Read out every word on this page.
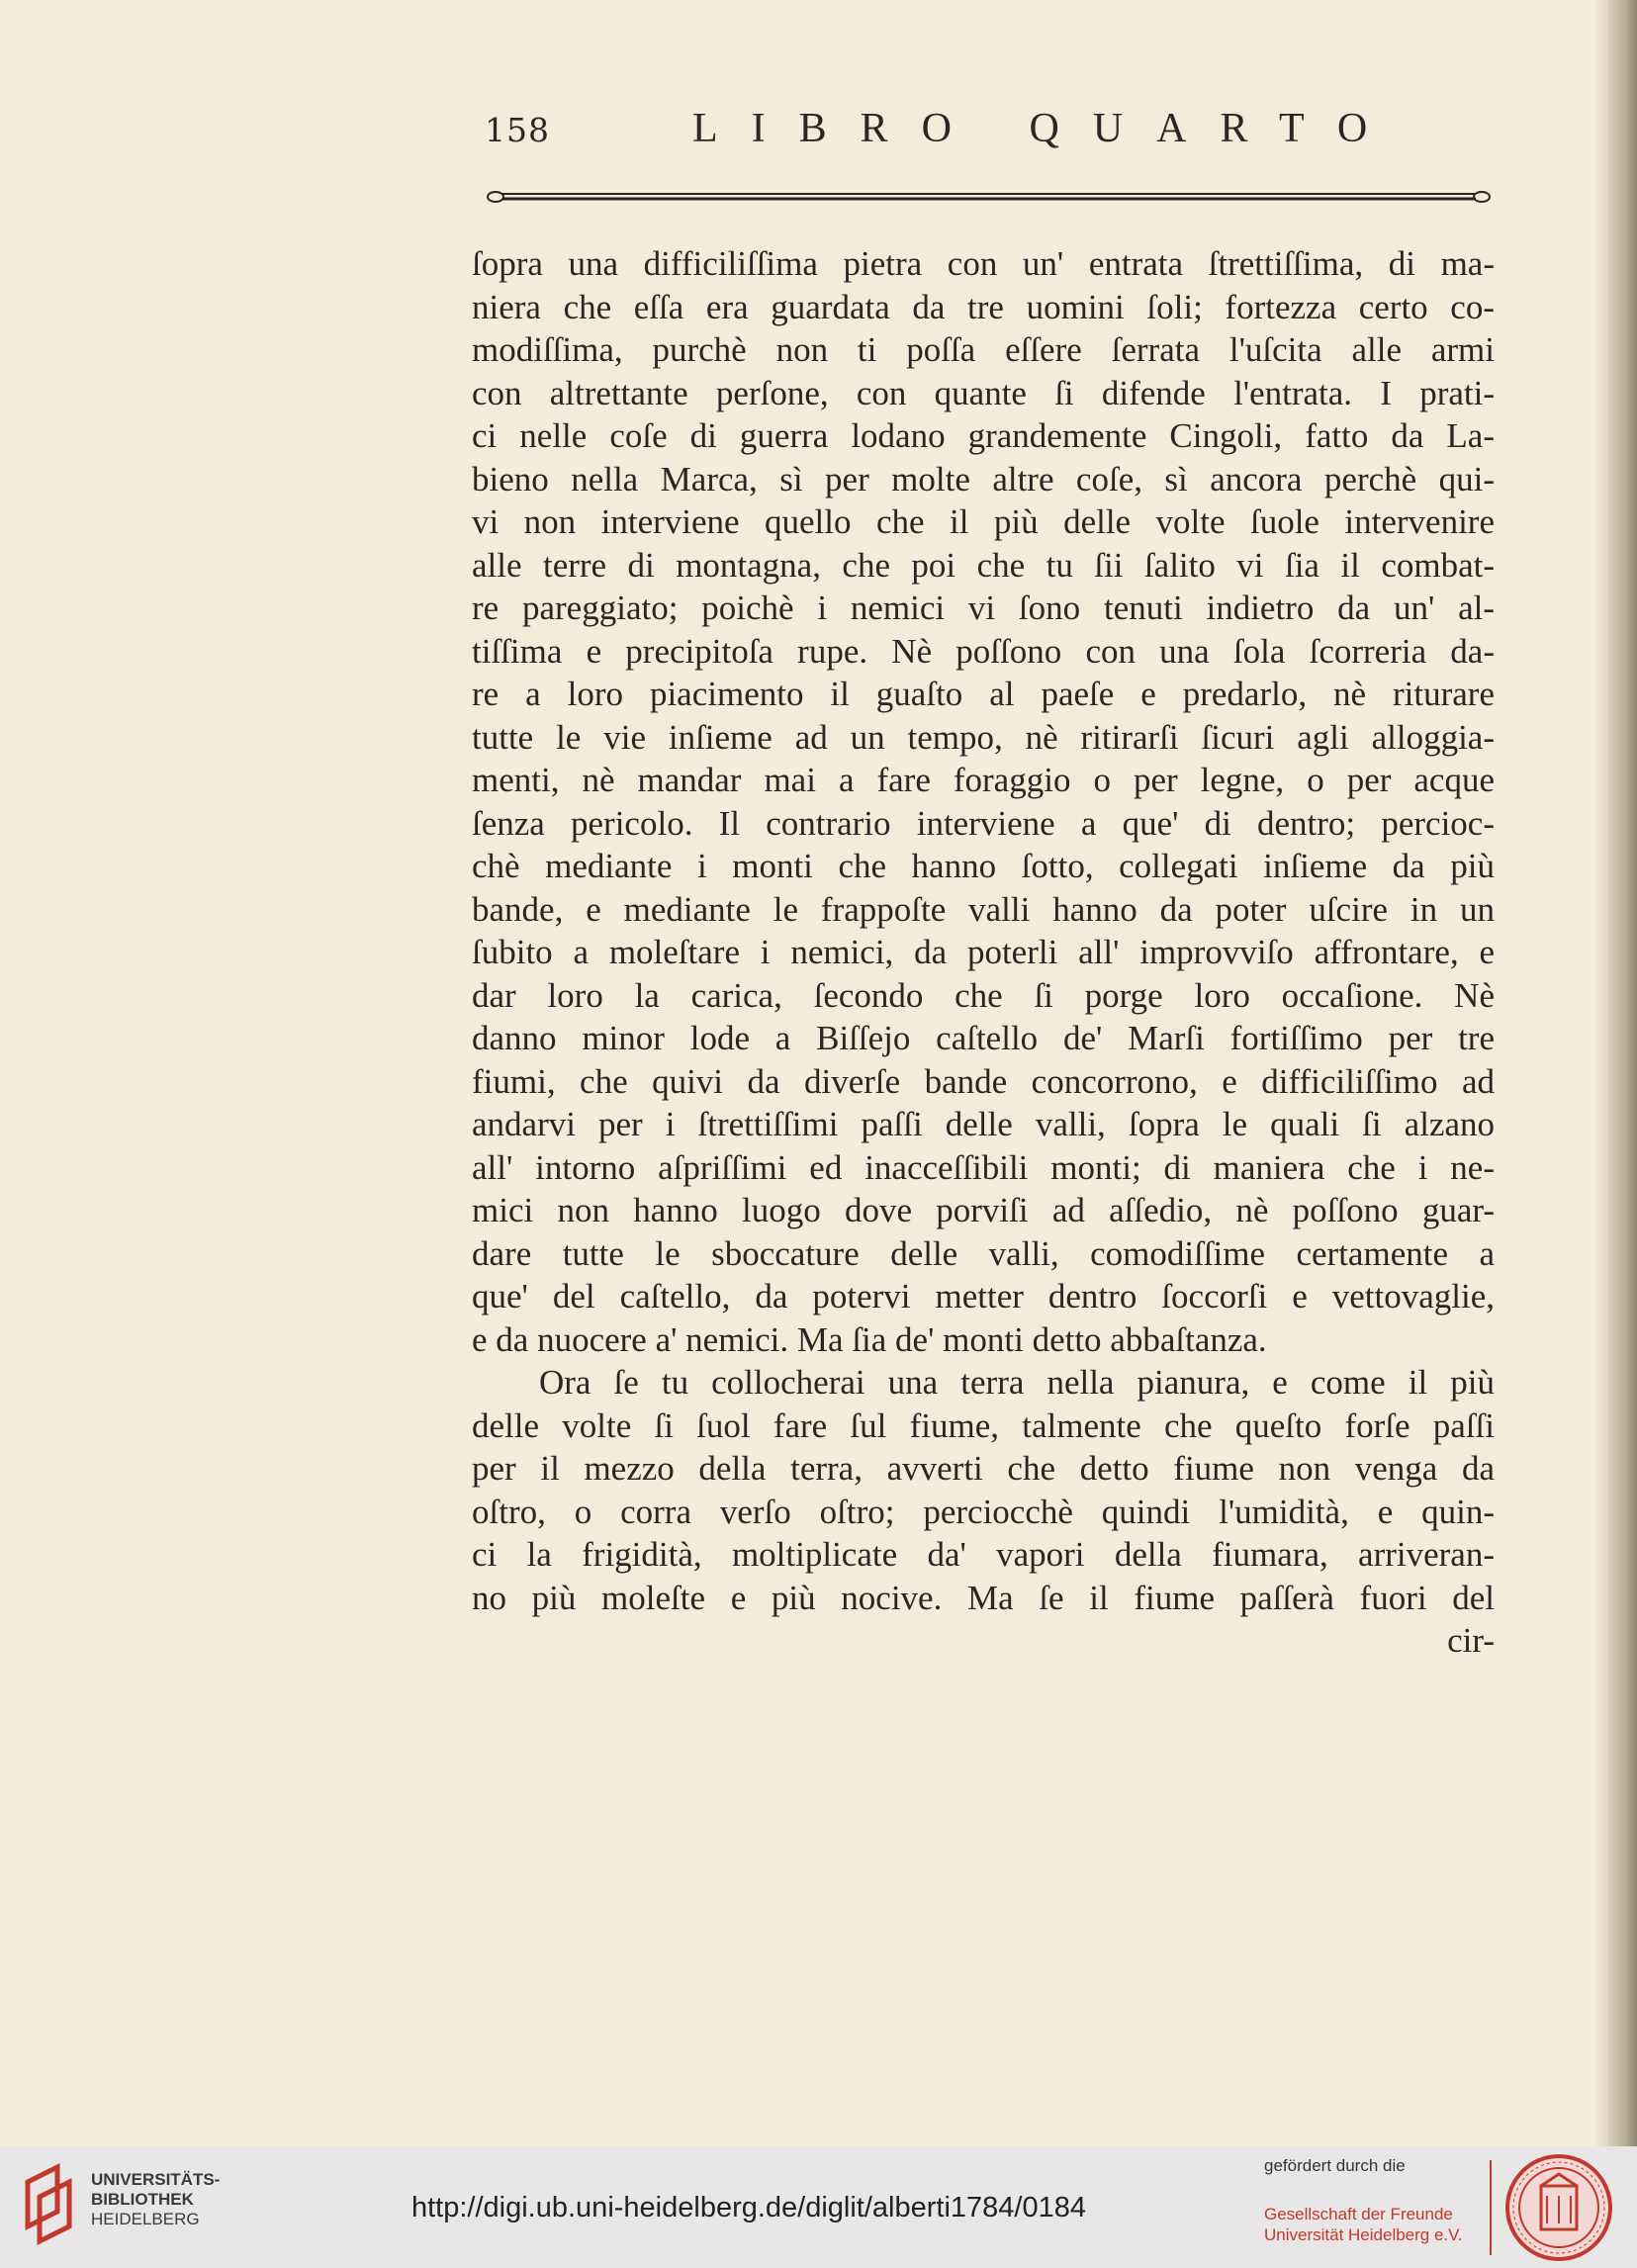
158	LIBRO QUARTO
ſopra una difficiliſſima pietra con un' entrata ſtrettiſſima, di ma-
niera che eſſa era guardata da tre uomini ſoli; fortezza certo co-
modiſſima, purchè non ti poſſa eſſere ſerrata l'uſcita alle armi
con altrettante perſone, con quante ſi difende l'entrata. I prati-
ci nelle coſe di guerra lodano grandemente Cingoli, fatto da La-
bieno nella Marca, sì per molte altre coſe, sì ancora perchè qui-
vi non interviene quello che il più delle volte ſuole intervenire
alle terre di montagna, che poi che tu ſii ſalito vi ſia il combat-
re pareggiato; poichè i nemici vi ſono tenuti indietro da un' al-
tiſſima e precipitoſa rupe. Nè poſſono con una ſola ſcorreria da-
re a loro piacimento il guaſto al paeſe e predarlo, nè riturare
tutte le vie inſieme ad un tempo, nè ritirarſi ſicuri agli alloggia-
menti, nè mandar mai a fare foraggio o per legne, o per acque
ſenza pericolo. Il contrario interviene a que' di dentro; percioc-
chè mediante i monti che hanno ſotto, collegati inſieme da più
bande, e mediante le frappoſte valli hanno da poter uſcire in un
ſubito a moleſtare i nemici, da poterli all' improvviſo affrontare, e
dar loro la carica, ſecondo che ſi porge loro occaſione. Nè
danno minor lode a Biſſejo caſtello de' Marſi fortiſſimo per tre
fiumi, che quivi da diverſe bande concorrono, e difficiliſſimo ad
andarvi per i ſtrettiſſimi paſſi delle valli, ſopra le quali ſi alzano
all' intorno aſpriſſimi ed inacceſſibili monti; di maniera che i ne-
mici non hanno luogo dove porviſi ad aſſedio, nè poſſono guar-
dare tutte le sboccature delle valli, comodiſſime certamente a
que' del caſtello, da potervi metter dentro ſoccorſi e vettovaglie,
e da nuocere a' nemici. Ma ſia de' monti detto abbaſtanza.
Ora ſe tu collocherai una terra nella pianura, e come il più
delle volte ſi ſuol fare ſul fiume, talmente che queſto forſe paſſi
per il mezzo della terra, avverti che detto fiume non venga da
oſtro, o corra verſo oſtro; perciocchè quindi l'umidità, e quin-
ci la frigidità, moltiplicate da' vapori della fiumara, arriveran-
no più moleſte e più nocive. Ma ſe il fiume paſſerà fuori del
cir-
UNIVERSITÄTS-
BIBLIOTHEK
HEIDELBERG	http://digi.ub.uni-heidelberg.de/diglit/alberti1784/0184
gefördert durch die
Gesellschaft der Freunde
Universität Heidelberg e.V.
------
What is expected
Copy every line of the listing that includes the string "fare".

Result
menti, nè mandar mai a fare foraggio o per legne, o per acque
delle volte ſi ſuol fare ſul fiume, talmente che queſto forſe paſſi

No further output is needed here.